§ **What you need to do**: Find the word "swagger" in the material below and gather every line that contains it.
/---
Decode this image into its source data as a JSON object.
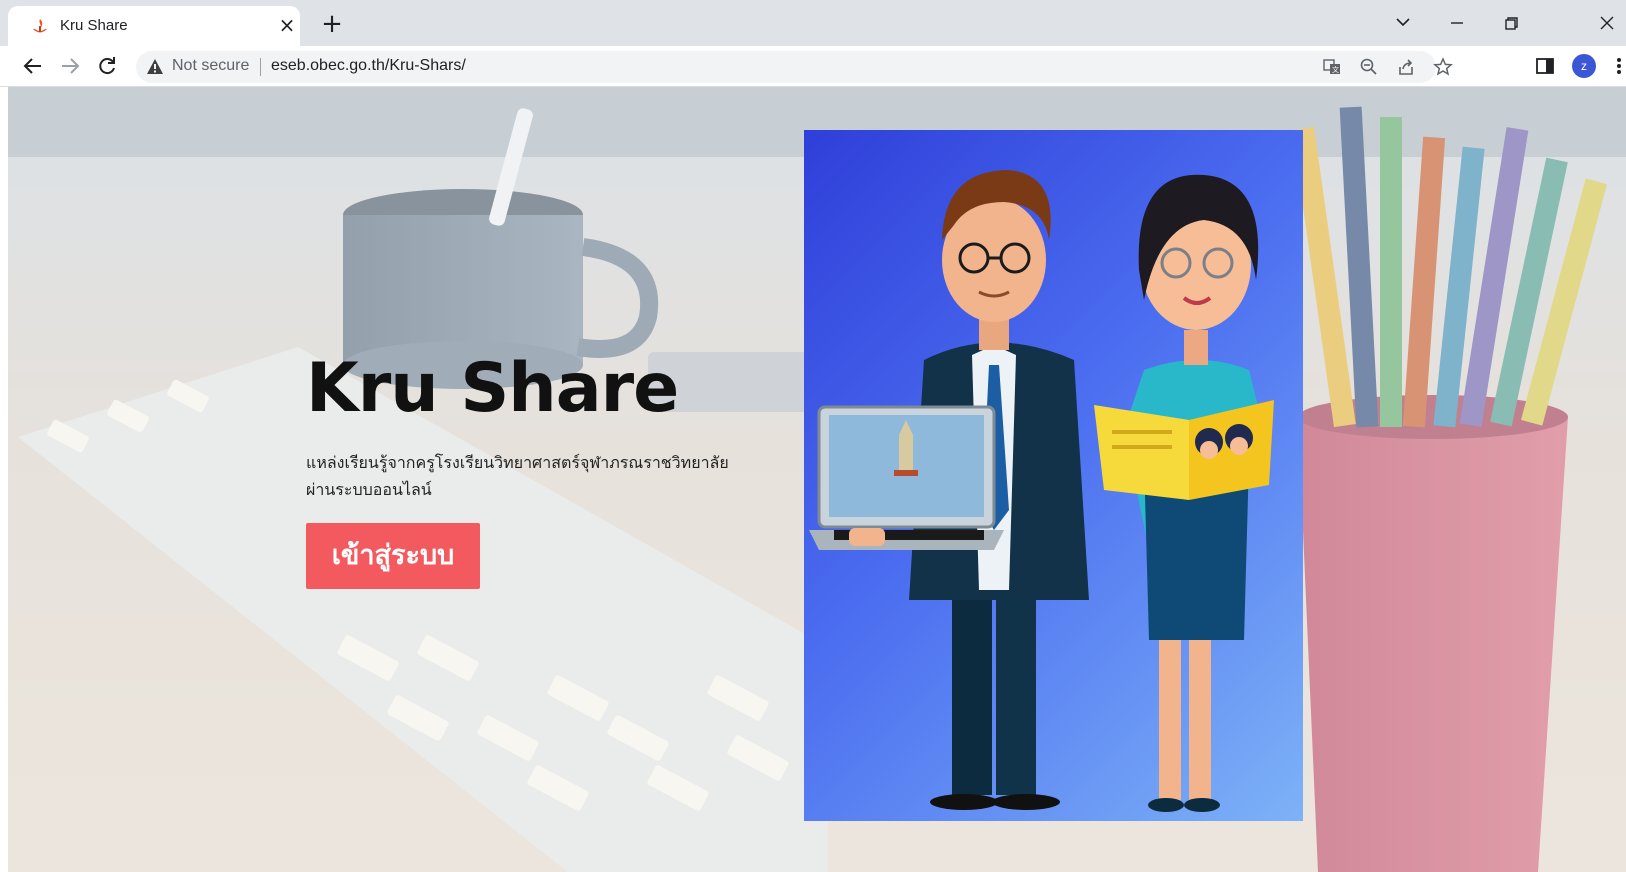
{
  "browser": {
    "tab_title": "Kru Share",
    "tab_close": "×",
    "new_tab": "+",
    "security_label": "Not secure",
    "url": "eseb.obec.go.th/Kru-Shars/",
    "profile_initial": "z"
  },
  "hero": {
    "title": "Kru Share",
    "description_line1": "แหล่งเรียนรู้จากครูโรงเรียนวิทยาศาสตร์จุฬาภรณราชวิทยาลัย",
    "description_line2": "ผ่านระบบออนไลน์",
    "login_button": "เข้าสู่ระบบ"
  },
  "colors": {
    "accent_button": "#f25a5f",
    "illustration_blue": "#3f56e3",
    "tabstrip": "#dfe3e8"
  },
  "icons": [
    "favicon-icon",
    "back-arrow-icon",
    "forward-arrow-icon",
    "reload-icon",
    "warning-icon",
    "translate-icon",
    "zoom-out-icon",
    "share-icon",
    "bookmark-star-icon",
    "side-panel-icon",
    "menu-dots-icon"
  ]
}
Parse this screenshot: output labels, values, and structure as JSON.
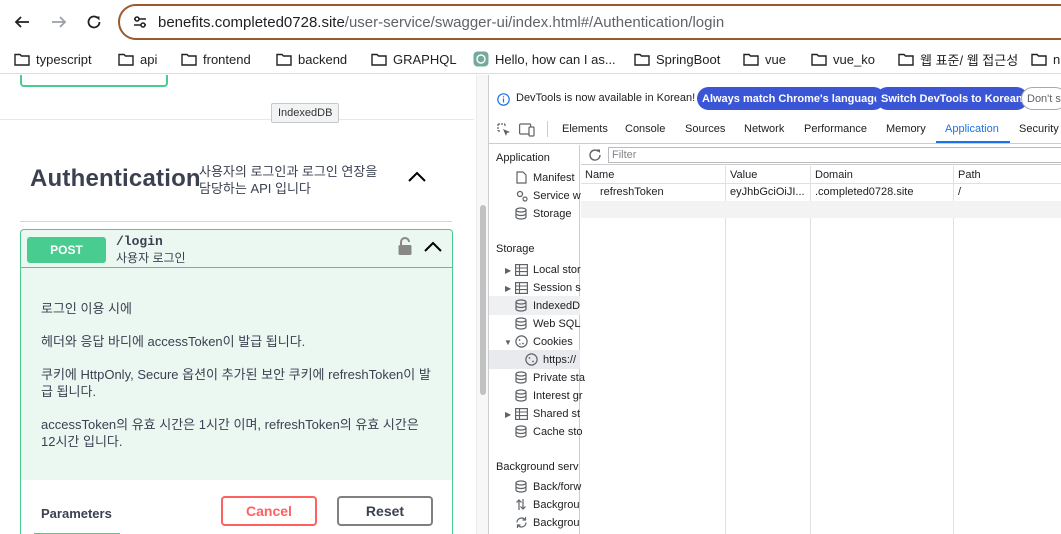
{
  "browser": {
    "url_host": "benefits.completed0728.site",
    "url_path": "/user-service/swagger-ui/index.html#/Authentication/login",
    "bookmarks": [
      {
        "label": "typescript",
        "icon": "folder-icon"
      },
      {
        "label": "api",
        "icon": "folder-icon"
      },
      {
        "label": "frontend",
        "icon": "folder-icon"
      },
      {
        "label": "backend",
        "icon": "folder-icon"
      },
      {
        "label": "GRAPHQL",
        "icon": "folder-icon"
      },
      {
        "label": "Hello, how can I as...",
        "icon": "chatgpt-icon"
      },
      {
        "label": "SpringBoot",
        "icon": "folder-icon"
      },
      {
        "label": "vue",
        "icon": "folder-icon"
      },
      {
        "label": "vue_ko",
        "icon": "folder-icon"
      },
      {
        "label": "웹 표준/ 웹 접근성",
        "icon": "folder-icon"
      },
      {
        "label": "n",
        "icon": "folder-icon"
      }
    ]
  },
  "swagger": {
    "tooltip": "IndexedDB",
    "tag": {
      "title": "Authentication",
      "description": "사용자의 로그인과 로그인 연장을 담당하는 API 입니다"
    },
    "operation": {
      "method": "POST",
      "path": "/login",
      "summary": "사용자 로그인",
      "description": [
        "로그인 이용 시에",
        "헤더와 응답 바디에 accessToken이 발급 됩니다.",
        "쿠키에 HttpOnly, Secure 옵션이 추가된 보안 쿠키에 refreshToken이 발급 됩니다.",
        "accessToken의 유효 시간은 1시간 이며, refreshToken의 유효 시간은 12시간 입니다."
      ],
      "parameters_label": "Parameters",
      "cancel_label": "Cancel",
      "reset_label": "Reset"
    },
    "colors": {
      "post": "#49cc90",
      "cancel": "#ff6060"
    }
  },
  "devtools": {
    "info_message": "DevTools is now available in Korean!",
    "info_buttons": [
      "Always match Chrome's language",
      "Switch DevTools to Korean",
      "Don't s"
    ],
    "tabs": [
      "Elements",
      "Console",
      "Sources",
      "Network",
      "Performance",
      "Memory",
      "Application",
      "Security"
    ],
    "active_tab": "Application",
    "sidebar": {
      "application_header": "Application",
      "application_items": [
        "Manifest",
        "Service w",
        "Storage"
      ],
      "storage_header": "Storage",
      "storage_items": [
        "Local stor",
        "Session s",
        "IndexedD",
        "Web SQL",
        "Cookies",
        "https://",
        "Private sta",
        "Interest gr",
        "Shared st",
        "Cache sto"
      ],
      "background_header": "Background serv",
      "background_items": [
        "Back/forw",
        "Backgrou",
        "Backgrou"
      ]
    },
    "filter_placeholder": "Filter",
    "cookies_table": {
      "columns": [
        "Name",
        "Value",
        "Domain",
        "Path"
      ],
      "rows": [
        {
          "name": "refreshToken",
          "value": "eyJhbGciOiJI...",
          "domain": ".completed0728.site",
          "path": "/"
        }
      ]
    }
  }
}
\---
§ **Solved exercise**:
    "url_path": "/user-service/swagger-ui/index.html#/Authentication/login",
  "swagger": {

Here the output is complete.